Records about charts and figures
==*==

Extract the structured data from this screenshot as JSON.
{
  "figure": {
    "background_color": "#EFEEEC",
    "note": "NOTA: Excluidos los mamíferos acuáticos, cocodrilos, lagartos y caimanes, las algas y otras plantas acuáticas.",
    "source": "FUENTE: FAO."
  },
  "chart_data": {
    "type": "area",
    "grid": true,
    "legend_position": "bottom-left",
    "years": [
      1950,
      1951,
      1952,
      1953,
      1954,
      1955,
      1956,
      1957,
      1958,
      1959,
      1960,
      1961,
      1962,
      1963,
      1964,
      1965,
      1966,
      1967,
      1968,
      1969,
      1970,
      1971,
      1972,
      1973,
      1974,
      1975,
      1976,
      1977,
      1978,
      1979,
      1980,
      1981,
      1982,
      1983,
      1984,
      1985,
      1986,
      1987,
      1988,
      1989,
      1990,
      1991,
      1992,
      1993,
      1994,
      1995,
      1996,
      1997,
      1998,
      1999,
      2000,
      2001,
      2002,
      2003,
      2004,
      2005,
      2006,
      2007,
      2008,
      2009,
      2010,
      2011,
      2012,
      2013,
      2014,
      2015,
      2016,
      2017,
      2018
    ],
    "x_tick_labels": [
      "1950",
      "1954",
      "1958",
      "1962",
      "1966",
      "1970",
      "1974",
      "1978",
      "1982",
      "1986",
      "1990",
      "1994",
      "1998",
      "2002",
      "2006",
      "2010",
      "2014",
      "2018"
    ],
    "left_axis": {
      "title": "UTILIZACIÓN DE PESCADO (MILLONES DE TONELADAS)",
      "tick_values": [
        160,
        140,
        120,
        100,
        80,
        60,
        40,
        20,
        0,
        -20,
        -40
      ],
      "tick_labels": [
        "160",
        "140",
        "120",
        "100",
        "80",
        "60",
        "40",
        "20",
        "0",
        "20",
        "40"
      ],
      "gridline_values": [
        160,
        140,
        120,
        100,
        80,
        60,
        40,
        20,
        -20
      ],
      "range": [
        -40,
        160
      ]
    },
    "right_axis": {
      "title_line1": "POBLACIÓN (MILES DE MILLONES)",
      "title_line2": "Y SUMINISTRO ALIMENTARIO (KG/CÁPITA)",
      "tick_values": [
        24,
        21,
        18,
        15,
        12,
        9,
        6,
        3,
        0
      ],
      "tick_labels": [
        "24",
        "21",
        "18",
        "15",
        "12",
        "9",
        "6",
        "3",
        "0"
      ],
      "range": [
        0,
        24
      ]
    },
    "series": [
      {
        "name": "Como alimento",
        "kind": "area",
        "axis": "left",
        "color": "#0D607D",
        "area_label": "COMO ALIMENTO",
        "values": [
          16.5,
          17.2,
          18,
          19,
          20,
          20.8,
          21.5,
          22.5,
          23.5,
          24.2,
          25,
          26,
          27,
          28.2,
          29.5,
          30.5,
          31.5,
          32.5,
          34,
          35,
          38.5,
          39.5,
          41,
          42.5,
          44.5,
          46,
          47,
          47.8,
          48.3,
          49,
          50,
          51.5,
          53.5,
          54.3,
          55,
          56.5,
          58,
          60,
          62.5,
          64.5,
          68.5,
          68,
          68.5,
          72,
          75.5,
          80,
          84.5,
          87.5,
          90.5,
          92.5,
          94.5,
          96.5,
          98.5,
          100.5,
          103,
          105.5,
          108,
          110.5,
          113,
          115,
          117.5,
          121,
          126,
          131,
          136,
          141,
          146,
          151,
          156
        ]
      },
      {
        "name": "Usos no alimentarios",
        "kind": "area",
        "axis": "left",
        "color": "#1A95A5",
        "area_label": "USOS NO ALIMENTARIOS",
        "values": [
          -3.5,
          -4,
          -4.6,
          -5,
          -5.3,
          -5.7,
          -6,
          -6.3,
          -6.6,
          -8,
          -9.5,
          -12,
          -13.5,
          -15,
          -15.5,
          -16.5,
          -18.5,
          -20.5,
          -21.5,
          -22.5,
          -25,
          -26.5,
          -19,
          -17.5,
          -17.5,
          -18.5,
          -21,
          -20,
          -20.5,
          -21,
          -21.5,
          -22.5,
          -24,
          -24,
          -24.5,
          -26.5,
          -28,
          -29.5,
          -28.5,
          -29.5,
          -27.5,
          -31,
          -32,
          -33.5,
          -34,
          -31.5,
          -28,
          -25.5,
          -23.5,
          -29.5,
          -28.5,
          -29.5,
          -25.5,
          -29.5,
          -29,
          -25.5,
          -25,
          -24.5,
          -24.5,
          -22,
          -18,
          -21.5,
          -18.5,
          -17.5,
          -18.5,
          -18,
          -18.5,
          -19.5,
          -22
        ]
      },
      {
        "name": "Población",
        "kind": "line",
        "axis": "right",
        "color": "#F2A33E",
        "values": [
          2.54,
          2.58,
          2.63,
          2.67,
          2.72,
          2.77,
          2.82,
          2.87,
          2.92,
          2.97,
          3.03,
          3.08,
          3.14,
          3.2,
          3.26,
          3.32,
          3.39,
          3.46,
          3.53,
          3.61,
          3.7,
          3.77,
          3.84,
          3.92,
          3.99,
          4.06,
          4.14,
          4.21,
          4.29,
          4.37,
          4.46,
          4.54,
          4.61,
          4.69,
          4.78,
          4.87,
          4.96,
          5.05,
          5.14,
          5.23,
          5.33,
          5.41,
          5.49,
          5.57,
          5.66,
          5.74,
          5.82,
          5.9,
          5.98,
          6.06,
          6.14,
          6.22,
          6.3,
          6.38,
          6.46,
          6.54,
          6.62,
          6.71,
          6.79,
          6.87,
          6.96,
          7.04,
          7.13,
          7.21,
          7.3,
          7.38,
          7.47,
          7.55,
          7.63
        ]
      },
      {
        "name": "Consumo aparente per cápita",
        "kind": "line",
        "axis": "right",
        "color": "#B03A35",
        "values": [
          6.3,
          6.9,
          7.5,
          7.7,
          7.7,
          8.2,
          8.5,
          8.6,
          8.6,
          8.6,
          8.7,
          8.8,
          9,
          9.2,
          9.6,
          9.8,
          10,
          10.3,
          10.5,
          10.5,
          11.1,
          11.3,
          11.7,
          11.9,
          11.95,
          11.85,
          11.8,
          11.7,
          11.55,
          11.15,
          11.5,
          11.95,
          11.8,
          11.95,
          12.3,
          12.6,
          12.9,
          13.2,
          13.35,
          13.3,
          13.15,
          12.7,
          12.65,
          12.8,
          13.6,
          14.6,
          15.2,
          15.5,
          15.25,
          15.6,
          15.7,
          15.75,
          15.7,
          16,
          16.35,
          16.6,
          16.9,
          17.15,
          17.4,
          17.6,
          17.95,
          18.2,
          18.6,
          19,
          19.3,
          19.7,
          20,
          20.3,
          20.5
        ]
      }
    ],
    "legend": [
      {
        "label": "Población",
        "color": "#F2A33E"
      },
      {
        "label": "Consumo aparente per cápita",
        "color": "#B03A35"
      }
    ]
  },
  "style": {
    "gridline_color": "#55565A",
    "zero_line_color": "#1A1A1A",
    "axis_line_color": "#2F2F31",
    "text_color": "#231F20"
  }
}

==*==

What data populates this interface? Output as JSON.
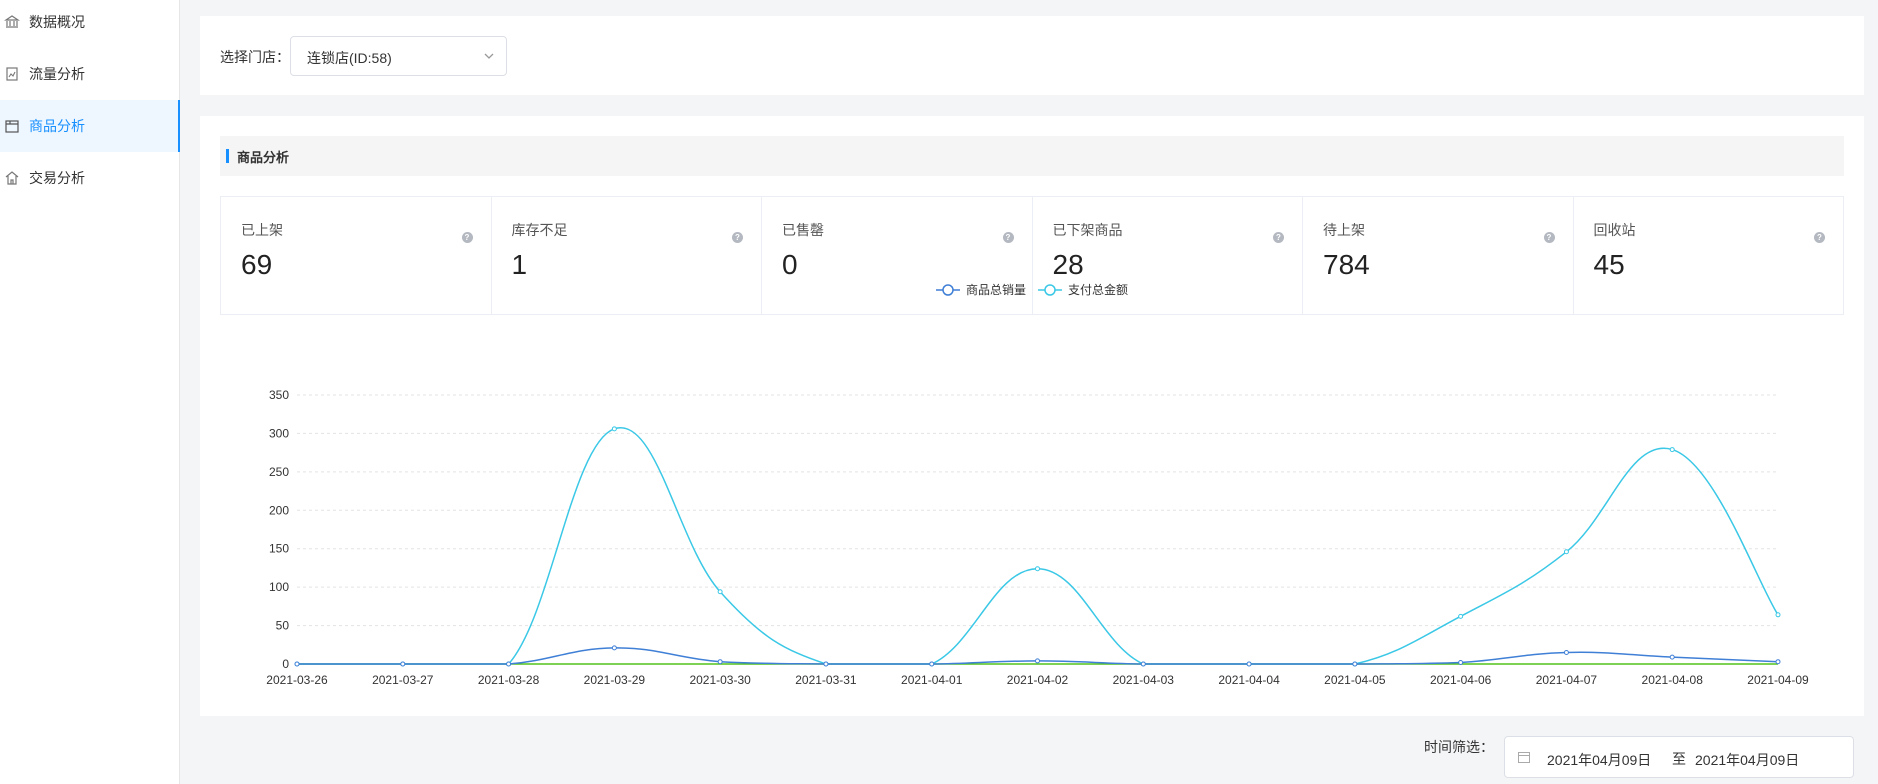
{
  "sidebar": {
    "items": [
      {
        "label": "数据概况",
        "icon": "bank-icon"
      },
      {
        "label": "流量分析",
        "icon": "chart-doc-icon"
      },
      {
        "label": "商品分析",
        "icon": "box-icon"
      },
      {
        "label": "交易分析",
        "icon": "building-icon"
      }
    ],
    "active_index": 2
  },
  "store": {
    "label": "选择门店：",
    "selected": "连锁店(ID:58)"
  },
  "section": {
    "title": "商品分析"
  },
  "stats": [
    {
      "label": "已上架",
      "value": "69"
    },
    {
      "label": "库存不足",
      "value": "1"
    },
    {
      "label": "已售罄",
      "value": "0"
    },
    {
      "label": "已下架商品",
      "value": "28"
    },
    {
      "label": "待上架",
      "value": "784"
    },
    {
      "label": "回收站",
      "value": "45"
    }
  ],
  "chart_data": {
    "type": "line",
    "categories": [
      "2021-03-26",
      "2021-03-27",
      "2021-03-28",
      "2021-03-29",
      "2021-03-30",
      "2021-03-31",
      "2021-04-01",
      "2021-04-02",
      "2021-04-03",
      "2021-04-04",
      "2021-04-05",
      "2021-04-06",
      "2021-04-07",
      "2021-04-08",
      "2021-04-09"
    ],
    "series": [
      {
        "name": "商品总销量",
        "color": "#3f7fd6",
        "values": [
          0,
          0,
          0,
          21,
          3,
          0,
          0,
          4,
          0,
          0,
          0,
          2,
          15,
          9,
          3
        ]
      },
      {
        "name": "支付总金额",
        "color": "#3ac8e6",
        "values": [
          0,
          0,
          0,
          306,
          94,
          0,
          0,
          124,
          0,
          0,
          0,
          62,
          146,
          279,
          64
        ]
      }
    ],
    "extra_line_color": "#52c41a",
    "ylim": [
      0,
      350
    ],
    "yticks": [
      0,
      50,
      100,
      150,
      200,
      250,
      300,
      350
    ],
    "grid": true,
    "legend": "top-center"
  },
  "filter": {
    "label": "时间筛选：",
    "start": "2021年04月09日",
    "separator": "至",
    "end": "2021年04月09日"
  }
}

==*==

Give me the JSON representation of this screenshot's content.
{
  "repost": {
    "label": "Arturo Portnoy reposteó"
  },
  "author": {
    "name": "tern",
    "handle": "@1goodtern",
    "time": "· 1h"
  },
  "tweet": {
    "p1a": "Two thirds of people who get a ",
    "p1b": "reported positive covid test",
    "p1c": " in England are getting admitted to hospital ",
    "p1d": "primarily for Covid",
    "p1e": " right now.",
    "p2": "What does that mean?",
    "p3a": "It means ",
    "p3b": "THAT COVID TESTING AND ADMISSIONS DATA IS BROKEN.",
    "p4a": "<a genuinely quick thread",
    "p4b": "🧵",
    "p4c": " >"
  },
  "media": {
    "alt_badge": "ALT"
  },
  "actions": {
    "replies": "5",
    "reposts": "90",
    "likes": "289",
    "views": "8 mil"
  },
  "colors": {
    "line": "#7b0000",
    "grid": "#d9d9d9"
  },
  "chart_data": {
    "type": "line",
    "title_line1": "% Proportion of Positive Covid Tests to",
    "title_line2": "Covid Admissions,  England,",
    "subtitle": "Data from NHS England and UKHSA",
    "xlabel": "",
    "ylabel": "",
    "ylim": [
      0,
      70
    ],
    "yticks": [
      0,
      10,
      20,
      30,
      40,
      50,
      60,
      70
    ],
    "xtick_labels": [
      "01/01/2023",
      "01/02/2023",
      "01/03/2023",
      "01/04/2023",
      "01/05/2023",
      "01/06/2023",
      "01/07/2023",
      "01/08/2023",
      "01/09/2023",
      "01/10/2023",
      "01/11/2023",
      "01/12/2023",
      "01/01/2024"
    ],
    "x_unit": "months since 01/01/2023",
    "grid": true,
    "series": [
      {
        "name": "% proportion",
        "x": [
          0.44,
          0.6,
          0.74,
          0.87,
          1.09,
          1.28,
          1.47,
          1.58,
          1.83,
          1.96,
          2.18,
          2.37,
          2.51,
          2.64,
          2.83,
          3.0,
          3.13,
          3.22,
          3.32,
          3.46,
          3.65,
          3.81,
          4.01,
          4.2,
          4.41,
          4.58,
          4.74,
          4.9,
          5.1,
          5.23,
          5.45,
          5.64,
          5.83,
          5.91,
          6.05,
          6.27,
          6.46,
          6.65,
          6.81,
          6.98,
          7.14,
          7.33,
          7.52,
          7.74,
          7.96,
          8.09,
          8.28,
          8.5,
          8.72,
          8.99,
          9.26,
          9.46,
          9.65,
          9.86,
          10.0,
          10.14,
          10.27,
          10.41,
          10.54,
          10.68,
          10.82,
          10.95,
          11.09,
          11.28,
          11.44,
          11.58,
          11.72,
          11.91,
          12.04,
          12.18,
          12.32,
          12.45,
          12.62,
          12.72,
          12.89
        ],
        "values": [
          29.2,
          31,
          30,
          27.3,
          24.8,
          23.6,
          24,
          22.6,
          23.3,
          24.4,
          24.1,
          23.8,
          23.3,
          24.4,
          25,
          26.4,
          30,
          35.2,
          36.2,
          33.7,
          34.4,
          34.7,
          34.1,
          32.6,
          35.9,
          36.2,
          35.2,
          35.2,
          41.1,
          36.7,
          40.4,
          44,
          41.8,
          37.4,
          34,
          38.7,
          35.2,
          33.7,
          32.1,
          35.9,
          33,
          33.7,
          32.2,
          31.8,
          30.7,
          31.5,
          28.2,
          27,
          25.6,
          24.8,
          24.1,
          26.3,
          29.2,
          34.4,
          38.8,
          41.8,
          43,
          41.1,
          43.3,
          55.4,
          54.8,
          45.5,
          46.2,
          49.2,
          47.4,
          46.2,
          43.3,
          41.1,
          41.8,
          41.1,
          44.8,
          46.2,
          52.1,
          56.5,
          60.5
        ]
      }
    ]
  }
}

==*==

Of the lines above, how many hold the word "name"? Say the number alone.

**WRITTEN RESPONSE**
8